:: GIVEN REQUEST 1 ::
Answer these from the passage on supply chain risk, one line each:
(a) Who makes decisions, according to the passage?
(b) Why is the impact of supply chain disruptions usually easier to estimate?
(c) Besides structural and technical aspects, what set of variables does the passage say must be considered?
:: GIVEN REQUEST 2 ::
Pick up the passage on supply chain risk after its final sentence and keep writing.

:: SOURCE TEXT ::
This approach allows us to appropriately consider the so called ‘people’ dimension in the management of supply chain risk. That way you get a more complete picture of what is going on behind decisions that determine supply chain risk strategies.
In addition to the structural and technical aspects of managing supply chain risk, there is another set of crucial variables – the human variables that need to be considered if we are to fully understand how supply chain risks are perceived, how they are assessed and how supply chain risk management decisions are made.
Despite seeming to be the case, decisions are never made by a supply chain; they are made by people within the supply chain. That is why we need a behavioural approach to supply chain risk management just as much as we need other approaches to help us shed light on that particular factor in the equation.
Supply chain risk, especially when it comes to probability and estimated frequency of supply chain disruptions is still very much down to the individual perception of the supply chain managers. The impact of supply chain disruptions is usually easier to estimate because companies can work with financial records. The probability that a supply chain disruption will occur is much more difficult to estimate. This is usually where the individual perception of the supply chain manager and their ability to process received data takes the lead.

:: MATERIAL SUPPLIED ::
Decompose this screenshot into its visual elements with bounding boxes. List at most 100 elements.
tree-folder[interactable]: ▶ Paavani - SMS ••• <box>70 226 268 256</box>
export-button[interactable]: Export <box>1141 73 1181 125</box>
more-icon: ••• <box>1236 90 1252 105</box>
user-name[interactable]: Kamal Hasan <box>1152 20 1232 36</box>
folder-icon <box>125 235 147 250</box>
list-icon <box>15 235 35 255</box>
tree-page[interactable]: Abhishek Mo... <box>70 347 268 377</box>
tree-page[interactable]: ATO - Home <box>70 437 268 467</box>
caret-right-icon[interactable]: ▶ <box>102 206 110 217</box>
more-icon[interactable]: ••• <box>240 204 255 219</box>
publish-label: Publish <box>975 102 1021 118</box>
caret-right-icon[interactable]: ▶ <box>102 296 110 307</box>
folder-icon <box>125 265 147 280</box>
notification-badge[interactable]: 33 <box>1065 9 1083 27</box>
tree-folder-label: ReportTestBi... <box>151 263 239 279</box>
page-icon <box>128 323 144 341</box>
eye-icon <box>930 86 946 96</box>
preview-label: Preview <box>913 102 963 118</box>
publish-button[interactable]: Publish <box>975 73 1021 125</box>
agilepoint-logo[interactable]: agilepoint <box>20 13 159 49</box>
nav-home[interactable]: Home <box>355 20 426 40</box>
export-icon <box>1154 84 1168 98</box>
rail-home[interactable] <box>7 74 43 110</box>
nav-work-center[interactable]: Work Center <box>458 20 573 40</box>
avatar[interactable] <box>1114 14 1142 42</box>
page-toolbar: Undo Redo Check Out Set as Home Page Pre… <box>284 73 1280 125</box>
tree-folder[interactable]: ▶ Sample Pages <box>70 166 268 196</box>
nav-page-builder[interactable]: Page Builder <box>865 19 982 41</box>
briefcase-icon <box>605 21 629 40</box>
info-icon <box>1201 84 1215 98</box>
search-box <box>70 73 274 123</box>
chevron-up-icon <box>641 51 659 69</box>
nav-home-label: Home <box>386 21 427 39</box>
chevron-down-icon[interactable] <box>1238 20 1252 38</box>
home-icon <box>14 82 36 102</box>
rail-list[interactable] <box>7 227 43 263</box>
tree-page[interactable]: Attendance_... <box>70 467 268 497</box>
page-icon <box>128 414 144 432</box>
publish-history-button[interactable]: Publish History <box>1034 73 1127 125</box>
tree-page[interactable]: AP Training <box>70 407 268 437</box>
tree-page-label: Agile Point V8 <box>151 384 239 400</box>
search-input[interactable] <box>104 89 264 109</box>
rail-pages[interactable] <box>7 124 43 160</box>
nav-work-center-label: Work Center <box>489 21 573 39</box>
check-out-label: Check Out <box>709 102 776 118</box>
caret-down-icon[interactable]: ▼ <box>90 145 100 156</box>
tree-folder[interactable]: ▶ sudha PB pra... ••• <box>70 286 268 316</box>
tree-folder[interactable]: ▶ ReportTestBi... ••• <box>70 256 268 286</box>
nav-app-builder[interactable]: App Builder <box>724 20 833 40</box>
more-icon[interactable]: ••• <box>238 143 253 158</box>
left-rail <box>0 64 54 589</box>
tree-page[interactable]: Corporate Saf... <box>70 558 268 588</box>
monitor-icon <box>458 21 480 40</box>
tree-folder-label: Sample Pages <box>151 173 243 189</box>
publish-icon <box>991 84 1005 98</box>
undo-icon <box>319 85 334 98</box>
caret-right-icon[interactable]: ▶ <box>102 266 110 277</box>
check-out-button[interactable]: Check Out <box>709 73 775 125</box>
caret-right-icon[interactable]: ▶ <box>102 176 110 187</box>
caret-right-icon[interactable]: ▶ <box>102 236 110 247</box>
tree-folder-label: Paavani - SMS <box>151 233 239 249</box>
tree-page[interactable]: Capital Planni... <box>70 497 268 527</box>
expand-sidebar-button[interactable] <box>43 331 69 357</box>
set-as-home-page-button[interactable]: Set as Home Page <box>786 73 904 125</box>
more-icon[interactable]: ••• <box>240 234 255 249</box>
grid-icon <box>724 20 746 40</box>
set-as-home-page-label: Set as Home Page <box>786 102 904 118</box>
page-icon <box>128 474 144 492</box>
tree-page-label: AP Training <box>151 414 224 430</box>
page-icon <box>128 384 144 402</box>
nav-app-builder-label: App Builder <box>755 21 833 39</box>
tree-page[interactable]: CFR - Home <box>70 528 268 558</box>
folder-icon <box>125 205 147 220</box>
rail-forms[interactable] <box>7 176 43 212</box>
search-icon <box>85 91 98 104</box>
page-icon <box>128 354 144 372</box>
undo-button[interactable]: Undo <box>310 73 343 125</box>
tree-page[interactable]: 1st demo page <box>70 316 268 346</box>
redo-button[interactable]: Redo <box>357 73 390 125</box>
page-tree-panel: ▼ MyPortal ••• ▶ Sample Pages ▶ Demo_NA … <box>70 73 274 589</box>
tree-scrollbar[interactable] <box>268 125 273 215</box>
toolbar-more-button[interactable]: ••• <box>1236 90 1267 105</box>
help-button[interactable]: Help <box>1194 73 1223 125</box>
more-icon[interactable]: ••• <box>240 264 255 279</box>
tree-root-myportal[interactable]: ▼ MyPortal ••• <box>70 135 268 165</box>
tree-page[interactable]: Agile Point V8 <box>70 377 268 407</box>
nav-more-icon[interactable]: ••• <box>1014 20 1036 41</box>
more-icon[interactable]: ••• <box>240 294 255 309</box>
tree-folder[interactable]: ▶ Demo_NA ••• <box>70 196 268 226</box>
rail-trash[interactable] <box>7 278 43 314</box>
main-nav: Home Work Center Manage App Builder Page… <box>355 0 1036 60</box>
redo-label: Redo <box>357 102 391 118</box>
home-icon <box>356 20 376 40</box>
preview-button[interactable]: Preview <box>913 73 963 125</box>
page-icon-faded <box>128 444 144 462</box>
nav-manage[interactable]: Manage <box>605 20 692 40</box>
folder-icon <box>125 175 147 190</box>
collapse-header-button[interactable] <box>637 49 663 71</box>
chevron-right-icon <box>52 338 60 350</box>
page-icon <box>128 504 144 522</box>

:: EXERCISE RESULT 1 ::
(a) People within the supply chain, not the supply chain itself.
(b) Because companies can work with financial records.
(c) The human variables.

:: EXERCISE RESULT 2 ::
We all perceive risk in a way that deviates from what is so called unbounded rationality. It means that we, due to time constraints, unlimited transparency of information, etc., as a rule will not be able analyse the whole situation or environment. To a certain extent or perhaps a large extent they will have to rely on our own perception of risk.
Other factors which come in are individual differences. With personality traits, individual cognitive biases, judgment and decision making biases, and differences such as past experiences, individual working style, problem solving style, coping with uncertainty, ambiguous situations etc. all making a potential difference. The individual behind the chain is much more important than the chain itself. So surely having a particular personality type is more beneficial to specific roles?
What is the best personality type?
Obviously, supply chain managers have a tremendous impact on the success of an organisation and often make decisions which dictate the direction of the supply chain. These managers are engaged in every facet of the business process – planning, purchasing, production, transportation, storage & distribution, customer service, and more! In short, these managers are the glue that connects the different parts of the organisation. Their performance helps organisations control expenses, boost sales, and maximise profits.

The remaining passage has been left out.